> **Record list**
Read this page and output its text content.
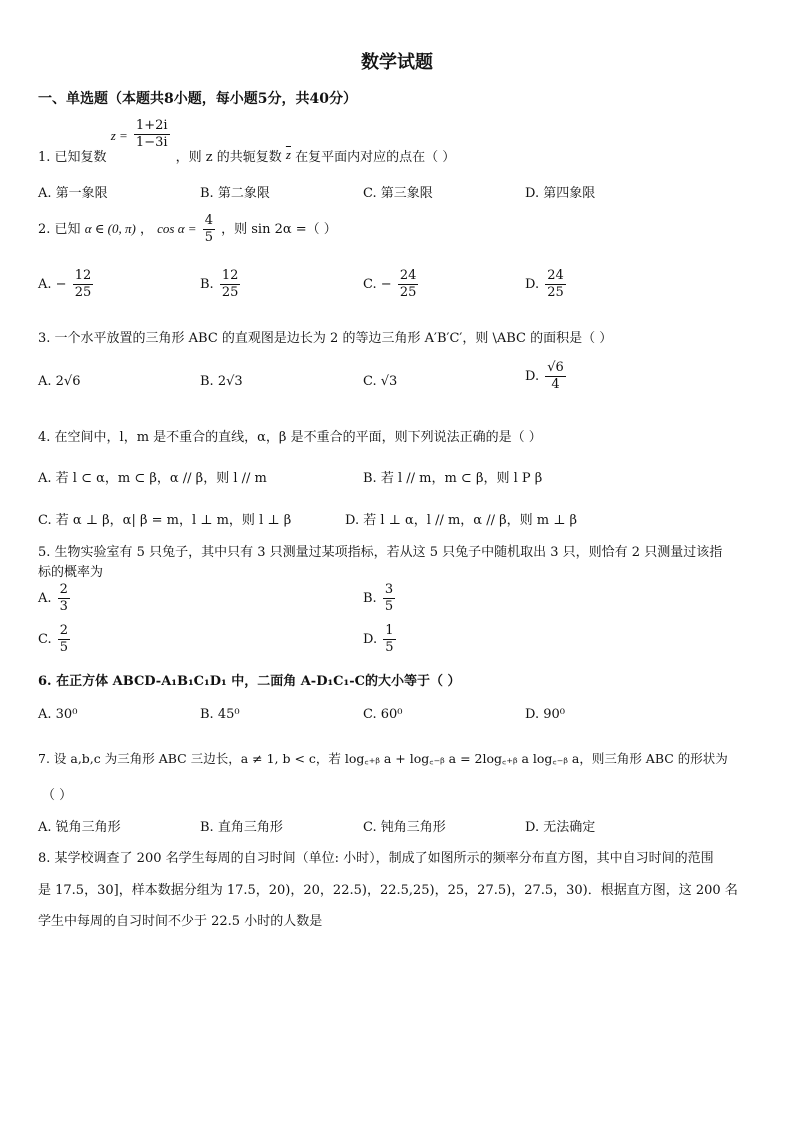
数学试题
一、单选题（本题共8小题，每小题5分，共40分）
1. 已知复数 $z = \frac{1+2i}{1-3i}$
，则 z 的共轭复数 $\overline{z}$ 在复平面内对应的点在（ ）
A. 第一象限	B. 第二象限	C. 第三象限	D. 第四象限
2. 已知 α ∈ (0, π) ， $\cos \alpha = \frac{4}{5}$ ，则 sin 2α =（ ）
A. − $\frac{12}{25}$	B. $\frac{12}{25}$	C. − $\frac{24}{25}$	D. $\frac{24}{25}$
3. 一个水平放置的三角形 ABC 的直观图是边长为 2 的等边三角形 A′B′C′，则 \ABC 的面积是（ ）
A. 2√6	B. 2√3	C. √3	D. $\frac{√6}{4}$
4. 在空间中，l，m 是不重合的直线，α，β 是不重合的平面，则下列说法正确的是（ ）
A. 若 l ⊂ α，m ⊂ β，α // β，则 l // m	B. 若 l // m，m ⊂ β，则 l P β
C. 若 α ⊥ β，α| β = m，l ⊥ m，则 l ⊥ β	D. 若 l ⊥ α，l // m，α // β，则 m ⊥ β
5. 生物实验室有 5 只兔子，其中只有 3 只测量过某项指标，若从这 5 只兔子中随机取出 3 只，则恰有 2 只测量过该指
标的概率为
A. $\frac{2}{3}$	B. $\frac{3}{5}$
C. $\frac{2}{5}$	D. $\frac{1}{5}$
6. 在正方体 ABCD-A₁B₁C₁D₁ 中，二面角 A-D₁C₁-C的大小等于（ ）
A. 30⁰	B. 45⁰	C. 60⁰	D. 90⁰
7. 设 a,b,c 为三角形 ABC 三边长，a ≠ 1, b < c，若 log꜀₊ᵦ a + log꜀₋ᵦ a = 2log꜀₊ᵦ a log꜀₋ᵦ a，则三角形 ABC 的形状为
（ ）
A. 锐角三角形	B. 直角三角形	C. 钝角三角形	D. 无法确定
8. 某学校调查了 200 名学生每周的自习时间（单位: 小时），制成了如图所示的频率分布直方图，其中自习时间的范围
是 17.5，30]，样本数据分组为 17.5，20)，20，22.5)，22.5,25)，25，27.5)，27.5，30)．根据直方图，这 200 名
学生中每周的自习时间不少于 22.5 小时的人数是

* * *

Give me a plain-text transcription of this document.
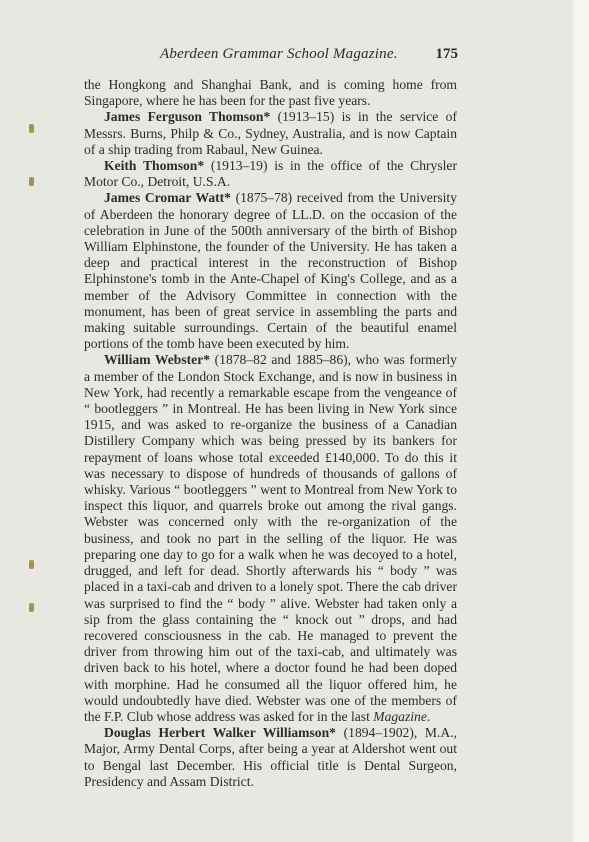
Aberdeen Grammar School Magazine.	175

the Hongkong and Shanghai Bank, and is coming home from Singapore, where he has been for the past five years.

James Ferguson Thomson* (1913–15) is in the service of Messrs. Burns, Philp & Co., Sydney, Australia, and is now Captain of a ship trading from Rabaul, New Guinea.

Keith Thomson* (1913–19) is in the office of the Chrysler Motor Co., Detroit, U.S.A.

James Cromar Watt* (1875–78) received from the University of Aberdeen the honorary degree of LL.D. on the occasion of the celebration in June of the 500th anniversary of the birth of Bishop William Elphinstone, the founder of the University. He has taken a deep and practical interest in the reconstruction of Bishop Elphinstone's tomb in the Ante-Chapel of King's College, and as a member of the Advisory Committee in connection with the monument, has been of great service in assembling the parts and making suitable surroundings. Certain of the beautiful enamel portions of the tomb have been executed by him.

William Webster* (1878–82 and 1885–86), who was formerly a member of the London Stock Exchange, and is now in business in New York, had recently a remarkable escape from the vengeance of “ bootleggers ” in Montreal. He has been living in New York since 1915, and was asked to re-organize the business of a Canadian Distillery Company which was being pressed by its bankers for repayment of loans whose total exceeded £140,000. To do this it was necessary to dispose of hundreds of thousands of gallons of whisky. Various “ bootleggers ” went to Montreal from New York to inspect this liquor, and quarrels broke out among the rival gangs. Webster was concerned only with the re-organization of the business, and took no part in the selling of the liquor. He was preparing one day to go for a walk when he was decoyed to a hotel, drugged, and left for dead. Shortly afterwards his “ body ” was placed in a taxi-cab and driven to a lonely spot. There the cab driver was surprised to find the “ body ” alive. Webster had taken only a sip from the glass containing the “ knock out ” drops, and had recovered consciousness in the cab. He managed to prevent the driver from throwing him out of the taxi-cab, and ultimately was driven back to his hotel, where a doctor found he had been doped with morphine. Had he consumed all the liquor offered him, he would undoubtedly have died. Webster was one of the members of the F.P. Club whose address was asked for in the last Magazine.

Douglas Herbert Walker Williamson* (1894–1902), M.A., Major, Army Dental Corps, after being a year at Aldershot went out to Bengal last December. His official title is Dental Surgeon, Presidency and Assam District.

> **Aim of the task**
Your task is to list each line of the records with the word "Aberdeen".

> **Task solution**
Aberdeen Grammar School Magazine.	175
James Cromar Watt* (1875–78) received from the University of Aberdeen the honorary degree of LL.D. on the occasion of the celebration in June of the 500th anniversary of the birth of Bishop William Elphinstone, the founder of the University. He has taken a deep and practical interest in the reconstruction of Bishop Elphinstone's tomb in the Ante-Chapel of King's College, and as a member of the Advisory Committee in connection with the monument, has been of great service in assembling the parts and making suitable surroundings. Certain of the beautiful enamel portions of the tomb have been executed by him.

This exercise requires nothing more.